- _YOUR TASK_: Exactly as written, retype the listing below, omitting the pictures.

Begin

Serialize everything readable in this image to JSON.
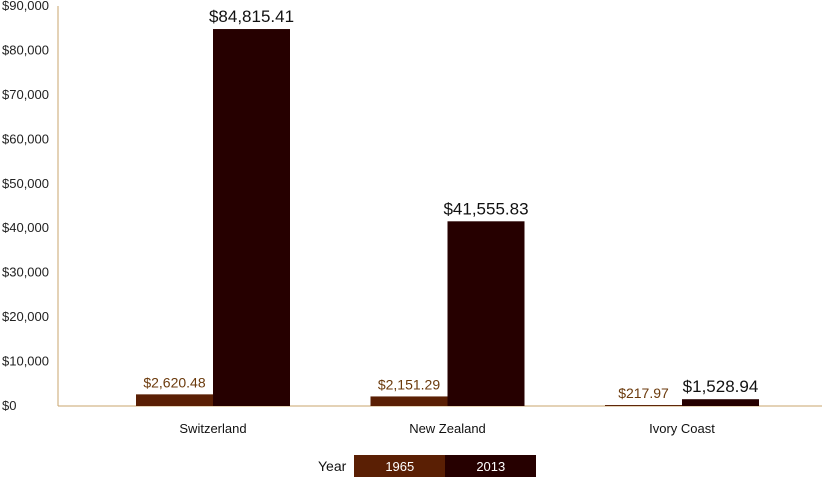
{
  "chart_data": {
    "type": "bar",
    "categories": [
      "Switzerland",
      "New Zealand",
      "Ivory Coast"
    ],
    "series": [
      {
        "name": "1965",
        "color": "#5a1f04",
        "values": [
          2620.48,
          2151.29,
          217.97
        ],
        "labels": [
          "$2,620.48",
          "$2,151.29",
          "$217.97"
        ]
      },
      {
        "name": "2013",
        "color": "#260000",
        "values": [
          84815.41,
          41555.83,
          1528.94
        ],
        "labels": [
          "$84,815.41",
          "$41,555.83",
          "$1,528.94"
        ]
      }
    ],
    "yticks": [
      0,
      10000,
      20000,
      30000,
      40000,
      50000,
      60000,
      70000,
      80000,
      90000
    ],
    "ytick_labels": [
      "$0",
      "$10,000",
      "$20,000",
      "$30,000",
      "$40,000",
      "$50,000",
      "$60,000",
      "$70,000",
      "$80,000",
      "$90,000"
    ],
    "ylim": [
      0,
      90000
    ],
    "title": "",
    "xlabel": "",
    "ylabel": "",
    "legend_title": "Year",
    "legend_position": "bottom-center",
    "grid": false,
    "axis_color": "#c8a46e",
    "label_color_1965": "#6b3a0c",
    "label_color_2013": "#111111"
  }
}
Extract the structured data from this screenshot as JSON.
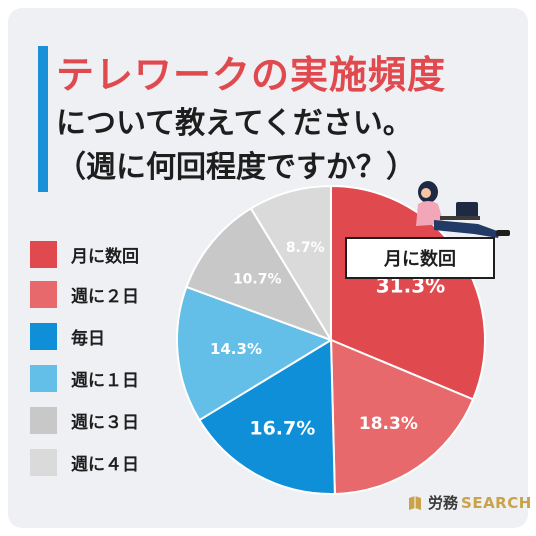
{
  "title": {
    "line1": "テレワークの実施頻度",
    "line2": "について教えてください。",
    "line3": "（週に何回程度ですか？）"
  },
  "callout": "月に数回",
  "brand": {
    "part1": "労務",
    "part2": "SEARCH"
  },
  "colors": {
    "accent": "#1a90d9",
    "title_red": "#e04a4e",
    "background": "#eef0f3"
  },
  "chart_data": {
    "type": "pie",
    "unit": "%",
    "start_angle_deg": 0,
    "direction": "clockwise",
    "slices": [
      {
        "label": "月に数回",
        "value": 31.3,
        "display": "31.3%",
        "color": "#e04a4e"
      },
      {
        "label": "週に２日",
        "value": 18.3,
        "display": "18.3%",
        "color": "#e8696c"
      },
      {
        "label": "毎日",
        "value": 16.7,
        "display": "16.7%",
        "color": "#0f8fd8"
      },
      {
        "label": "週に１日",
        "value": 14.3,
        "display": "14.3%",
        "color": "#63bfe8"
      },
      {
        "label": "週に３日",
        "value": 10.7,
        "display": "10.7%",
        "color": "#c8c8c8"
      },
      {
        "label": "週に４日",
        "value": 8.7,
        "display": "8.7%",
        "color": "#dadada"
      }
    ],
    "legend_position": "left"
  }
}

End

- _REPLY TO THE EXERCISE_:
Serialize everything readable in this image to JSON.
{
  "chart_data": {
    "type": "bar",
    "categories": [
      "Switzerland",
      "New Zealand",
      "Ivory Coast"
    ],
    "series": [
      {
        "name": "1965",
        "color": "#5a1f04",
        "values": [
          2620.48,
          2151.29,
          217.97
        ],
        "labels": [
          "$2,620.48",
          "$2,151.29",
          "$217.97"
        ]
      },
      {
        "name": "2013",
        "color": "#260000",
        "values": [
          84815.41,
          41555.83,
          1528.94
        ],
        "labels": [
          "$84,815.41",
          "$41,555.83",
          "$1,528.94"
        ]
      }
    ],
    "yticks": [
      0,
      10000,
      20000,
      30000,
      40000,
      50000,
      60000,
      70000,
      80000,
      90000
    ],
    "ytick_labels": [
      "$0",
      "$10,000",
      "$20,000",
      "$30,000",
      "$40,000",
      "$50,000",
      "$60,000",
      "$70,000",
      "$80,000",
      "$90,000"
    ],
    "ylim": [
      0,
      90000
    ],
    "title": "",
    "xlabel": "",
    "ylabel": "",
    "legend_title": "Year",
    "legend_position": "bottom-center",
    "grid": false,
    "axis_color": "#c8a46e",
    "label_color_1965": "#6b3a0c",
    "label_color_2013": "#111111"
  }
}
Extract the structured data from this screenshot as JSON.
{
  "title": {
    "line1": "テレワークの実施頻度",
    "line2": "について教えてください。",
    "line3": "（週に何回程度ですか？）"
  },
  "callout": "月に数回",
  "brand": {
    "part1": "労務",
    "part2": "SEARCH"
  },
  "colors": {
    "accent": "#1a90d9",
    "title_red": "#e04a4e",
    "background": "#eef0f3"
  },
  "chart_data": {
    "type": "pie",
    "unit": "%",
    "start_angle_deg": 0,
    "direction": "clockwise",
    "slices": [
      {
        "label": "月に数回",
        "value": 31.3,
        "display": "31.3%",
        "color": "#e04a4e"
      },
      {
        "label": "週に２日",
        "value": 18.3,
        "display": "18.3%",
        "color": "#e8696c"
      },
      {
        "label": "毎日",
        "value": 16.7,
        "display": "16.7%",
        "color": "#0f8fd8"
      },
      {
        "label": "週に１日",
        "value": 14.3,
        "display": "14.3%",
        "color": "#63bfe8"
      },
      {
        "label": "週に３日",
        "value": 10.7,
        "display": "10.7%",
        "color": "#c8c8c8"
      },
      {
        "label": "週に４日",
        "value": 8.7,
        "display": "8.7%",
        "color": "#dadada"
      }
    ],
    "legend_position": "left"
  }
}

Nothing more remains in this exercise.